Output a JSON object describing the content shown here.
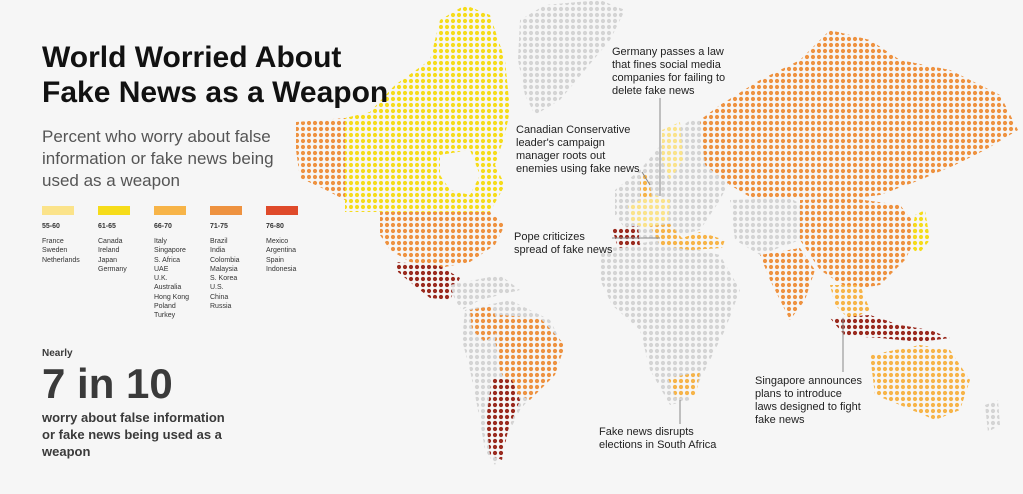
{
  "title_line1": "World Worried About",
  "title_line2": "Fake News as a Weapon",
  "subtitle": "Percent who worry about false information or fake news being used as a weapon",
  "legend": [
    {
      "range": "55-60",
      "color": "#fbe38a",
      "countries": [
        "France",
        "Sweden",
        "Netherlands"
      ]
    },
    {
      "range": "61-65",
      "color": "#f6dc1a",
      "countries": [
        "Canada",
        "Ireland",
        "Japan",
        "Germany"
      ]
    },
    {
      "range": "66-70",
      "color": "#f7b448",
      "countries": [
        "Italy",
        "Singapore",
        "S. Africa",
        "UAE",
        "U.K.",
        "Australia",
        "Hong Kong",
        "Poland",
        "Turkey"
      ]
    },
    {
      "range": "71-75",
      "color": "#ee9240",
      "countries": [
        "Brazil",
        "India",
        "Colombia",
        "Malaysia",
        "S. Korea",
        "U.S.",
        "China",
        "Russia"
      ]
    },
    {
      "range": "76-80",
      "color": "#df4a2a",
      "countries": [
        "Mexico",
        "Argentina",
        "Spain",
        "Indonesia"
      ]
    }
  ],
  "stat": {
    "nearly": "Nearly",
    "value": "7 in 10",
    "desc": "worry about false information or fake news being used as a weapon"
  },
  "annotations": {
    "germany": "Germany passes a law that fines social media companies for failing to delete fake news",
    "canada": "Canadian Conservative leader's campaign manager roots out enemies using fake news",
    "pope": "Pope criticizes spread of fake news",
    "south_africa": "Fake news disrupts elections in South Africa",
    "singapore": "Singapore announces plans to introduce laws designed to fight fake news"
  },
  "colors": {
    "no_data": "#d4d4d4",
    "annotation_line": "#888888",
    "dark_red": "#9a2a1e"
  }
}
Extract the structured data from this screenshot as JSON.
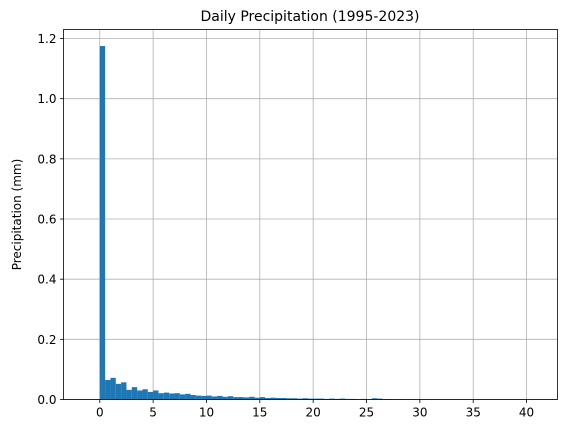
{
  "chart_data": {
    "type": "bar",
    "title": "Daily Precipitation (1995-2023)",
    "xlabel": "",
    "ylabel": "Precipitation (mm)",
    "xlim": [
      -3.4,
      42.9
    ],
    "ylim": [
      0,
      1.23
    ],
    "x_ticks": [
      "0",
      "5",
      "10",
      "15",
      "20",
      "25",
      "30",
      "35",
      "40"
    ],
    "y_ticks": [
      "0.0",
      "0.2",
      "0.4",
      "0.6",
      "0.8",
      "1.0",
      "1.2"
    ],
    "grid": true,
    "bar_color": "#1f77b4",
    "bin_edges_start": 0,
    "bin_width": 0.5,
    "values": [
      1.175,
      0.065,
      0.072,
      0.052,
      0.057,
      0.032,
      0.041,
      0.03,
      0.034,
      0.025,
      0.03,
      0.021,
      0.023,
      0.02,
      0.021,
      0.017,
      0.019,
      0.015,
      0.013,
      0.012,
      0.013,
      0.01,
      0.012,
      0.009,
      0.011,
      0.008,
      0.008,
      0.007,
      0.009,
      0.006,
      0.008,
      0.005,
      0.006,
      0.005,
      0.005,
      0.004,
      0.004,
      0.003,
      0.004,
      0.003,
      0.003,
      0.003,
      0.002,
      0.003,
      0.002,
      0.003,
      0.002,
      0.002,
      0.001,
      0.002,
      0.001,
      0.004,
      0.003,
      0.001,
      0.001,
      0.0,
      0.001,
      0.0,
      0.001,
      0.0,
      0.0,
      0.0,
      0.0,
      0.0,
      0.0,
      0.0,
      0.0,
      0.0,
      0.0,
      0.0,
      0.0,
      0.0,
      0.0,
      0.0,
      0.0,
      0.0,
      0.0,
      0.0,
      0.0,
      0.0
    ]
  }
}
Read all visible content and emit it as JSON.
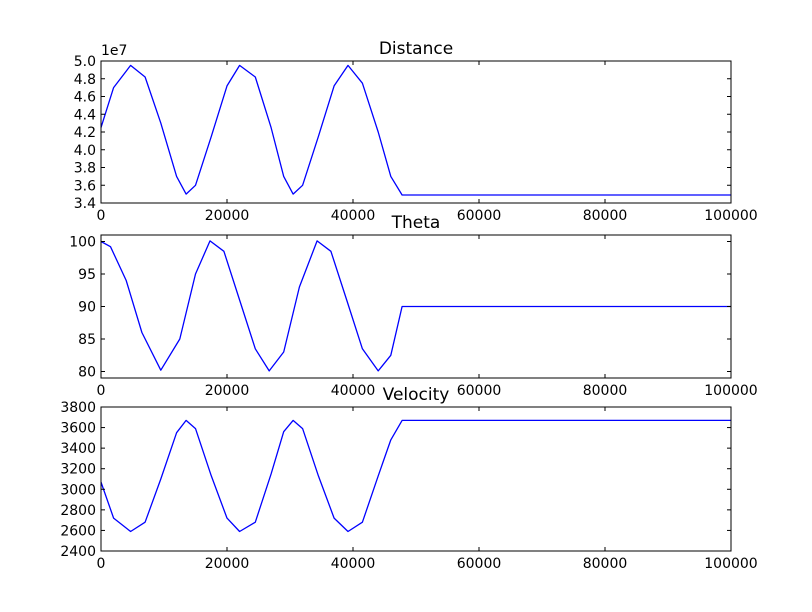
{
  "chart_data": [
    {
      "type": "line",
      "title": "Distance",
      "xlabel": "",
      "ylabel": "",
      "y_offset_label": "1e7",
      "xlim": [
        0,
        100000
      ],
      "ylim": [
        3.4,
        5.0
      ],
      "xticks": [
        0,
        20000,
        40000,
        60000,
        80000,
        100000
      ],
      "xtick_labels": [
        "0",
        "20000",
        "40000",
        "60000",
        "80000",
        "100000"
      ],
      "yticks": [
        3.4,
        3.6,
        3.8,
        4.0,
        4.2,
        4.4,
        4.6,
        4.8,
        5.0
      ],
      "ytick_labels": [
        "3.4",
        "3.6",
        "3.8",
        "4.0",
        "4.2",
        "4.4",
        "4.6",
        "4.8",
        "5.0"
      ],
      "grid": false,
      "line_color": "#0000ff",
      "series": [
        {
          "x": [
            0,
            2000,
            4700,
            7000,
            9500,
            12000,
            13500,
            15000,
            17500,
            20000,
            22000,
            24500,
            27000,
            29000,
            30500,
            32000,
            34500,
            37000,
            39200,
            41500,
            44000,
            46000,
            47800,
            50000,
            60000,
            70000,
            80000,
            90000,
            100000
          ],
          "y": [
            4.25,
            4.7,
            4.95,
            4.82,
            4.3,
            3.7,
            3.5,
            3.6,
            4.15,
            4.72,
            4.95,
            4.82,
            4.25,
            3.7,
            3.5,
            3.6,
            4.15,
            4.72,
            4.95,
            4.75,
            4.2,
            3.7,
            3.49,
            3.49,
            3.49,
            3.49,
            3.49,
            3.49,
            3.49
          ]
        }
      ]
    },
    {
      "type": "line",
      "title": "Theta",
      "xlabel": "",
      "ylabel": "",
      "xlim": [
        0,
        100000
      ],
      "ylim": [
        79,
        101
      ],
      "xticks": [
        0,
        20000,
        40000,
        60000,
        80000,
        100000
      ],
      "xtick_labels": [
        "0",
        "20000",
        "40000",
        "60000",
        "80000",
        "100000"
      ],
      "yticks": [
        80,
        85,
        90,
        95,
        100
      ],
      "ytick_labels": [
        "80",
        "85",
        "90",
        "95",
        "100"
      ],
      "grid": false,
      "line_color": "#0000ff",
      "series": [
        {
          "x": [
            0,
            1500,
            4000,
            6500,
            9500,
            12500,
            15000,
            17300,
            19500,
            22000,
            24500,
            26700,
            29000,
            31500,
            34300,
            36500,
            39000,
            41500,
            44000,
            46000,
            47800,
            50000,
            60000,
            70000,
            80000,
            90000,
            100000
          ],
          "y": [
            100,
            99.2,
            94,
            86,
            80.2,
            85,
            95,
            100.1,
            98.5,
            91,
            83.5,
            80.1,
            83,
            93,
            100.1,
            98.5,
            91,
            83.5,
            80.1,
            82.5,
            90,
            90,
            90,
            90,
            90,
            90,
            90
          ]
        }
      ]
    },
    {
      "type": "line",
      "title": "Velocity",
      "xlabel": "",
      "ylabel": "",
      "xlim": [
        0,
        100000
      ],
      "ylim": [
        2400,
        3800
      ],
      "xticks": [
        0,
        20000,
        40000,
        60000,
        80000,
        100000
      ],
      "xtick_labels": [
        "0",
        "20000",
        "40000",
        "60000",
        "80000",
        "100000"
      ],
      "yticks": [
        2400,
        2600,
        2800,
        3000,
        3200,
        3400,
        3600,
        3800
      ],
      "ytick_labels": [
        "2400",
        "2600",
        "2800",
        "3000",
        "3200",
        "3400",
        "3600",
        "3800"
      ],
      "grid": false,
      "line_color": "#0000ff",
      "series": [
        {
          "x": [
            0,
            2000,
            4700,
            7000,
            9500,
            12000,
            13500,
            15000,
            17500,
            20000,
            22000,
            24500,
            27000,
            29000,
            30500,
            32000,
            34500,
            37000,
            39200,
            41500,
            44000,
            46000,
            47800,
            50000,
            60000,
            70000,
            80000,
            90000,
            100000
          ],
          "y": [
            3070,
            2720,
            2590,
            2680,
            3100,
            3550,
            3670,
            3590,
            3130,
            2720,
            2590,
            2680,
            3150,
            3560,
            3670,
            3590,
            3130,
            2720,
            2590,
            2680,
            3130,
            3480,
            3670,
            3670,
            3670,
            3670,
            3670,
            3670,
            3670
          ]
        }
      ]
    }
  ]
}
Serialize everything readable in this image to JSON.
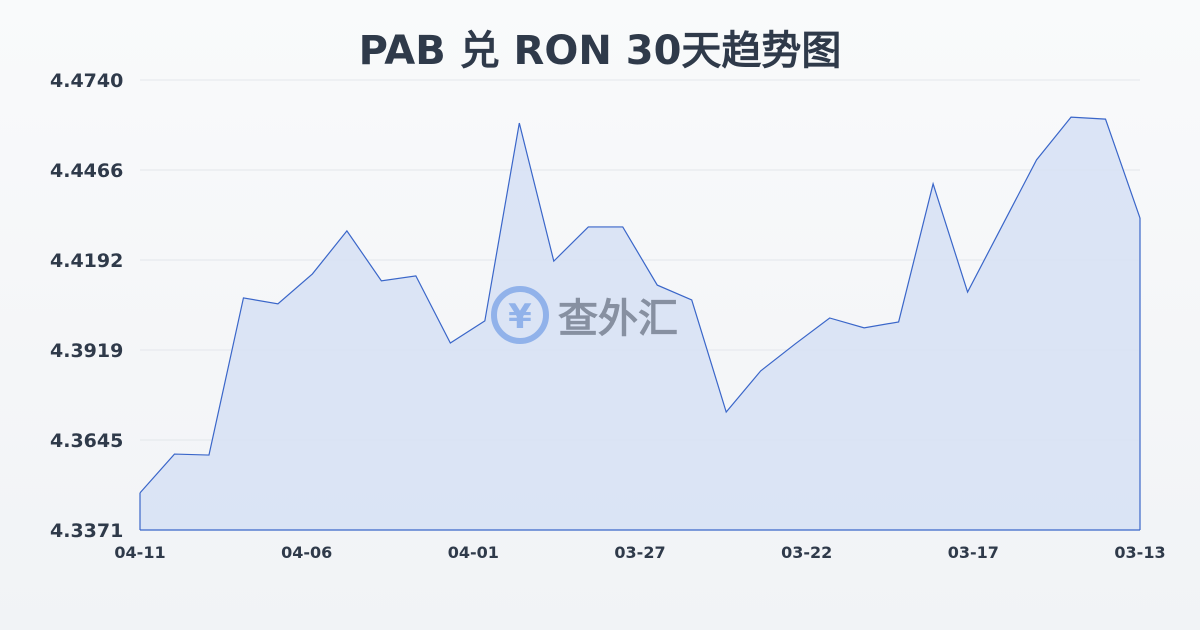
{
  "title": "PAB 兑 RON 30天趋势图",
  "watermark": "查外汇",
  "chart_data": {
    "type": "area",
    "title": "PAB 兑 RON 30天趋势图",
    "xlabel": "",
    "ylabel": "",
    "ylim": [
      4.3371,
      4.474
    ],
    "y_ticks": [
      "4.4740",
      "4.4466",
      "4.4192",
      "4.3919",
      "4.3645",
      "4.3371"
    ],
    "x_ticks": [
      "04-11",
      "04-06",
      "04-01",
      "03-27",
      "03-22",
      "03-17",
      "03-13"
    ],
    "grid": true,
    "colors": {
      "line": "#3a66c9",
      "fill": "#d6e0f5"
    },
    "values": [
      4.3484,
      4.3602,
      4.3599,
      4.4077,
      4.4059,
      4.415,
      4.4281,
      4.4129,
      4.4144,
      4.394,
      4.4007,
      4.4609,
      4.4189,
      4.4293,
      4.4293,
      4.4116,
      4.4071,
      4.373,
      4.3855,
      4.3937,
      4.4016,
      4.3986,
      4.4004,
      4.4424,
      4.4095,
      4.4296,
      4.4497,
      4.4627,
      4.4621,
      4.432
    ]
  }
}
######
[SET PROBLEM]
Make an exact copy of the lines of the records from the line containing "Serialize everything readable" through the final line, both ends included, but not of the pictures.

[EXERCISE ANSWER]
Serialize everything readable in this image to JSON.
{
  "title": "PAB 兑 RON 30天趋势图",
  "watermark": "查外汇",
  "chart_data": {
    "type": "area",
    "title": "PAB 兑 RON 30天趋势图",
    "xlabel": "",
    "ylabel": "",
    "ylim": [
      4.3371,
      4.474
    ],
    "y_ticks": [
      "4.4740",
      "4.4466",
      "4.4192",
      "4.3919",
      "4.3645",
      "4.3371"
    ],
    "x_ticks": [
      "04-11",
      "04-06",
      "04-01",
      "03-27",
      "03-22",
      "03-17",
      "03-13"
    ],
    "grid": true,
    "colors": {
      "line": "#3a66c9",
      "fill": "#d6e0f5"
    },
    "values": [
      4.3484,
      4.3602,
      4.3599,
      4.4077,
      4.4059,
      4.415,
      4.4281,
      4.4129,
      4.4144,
      4.394,
      4.4007,
      4.4609,
      4.4189,
      4.4293,
      4.4293,
      4.4116,
      4.4071,
      4.373,
      4.3855,
      4.3937,
      4.4016,
      4.3986,
      4.4004,
      4.4424,
      4.4095,
      4.4296,
      4.4497,
      4.4627,
      4.4621,
      4.432
    ]
  }
}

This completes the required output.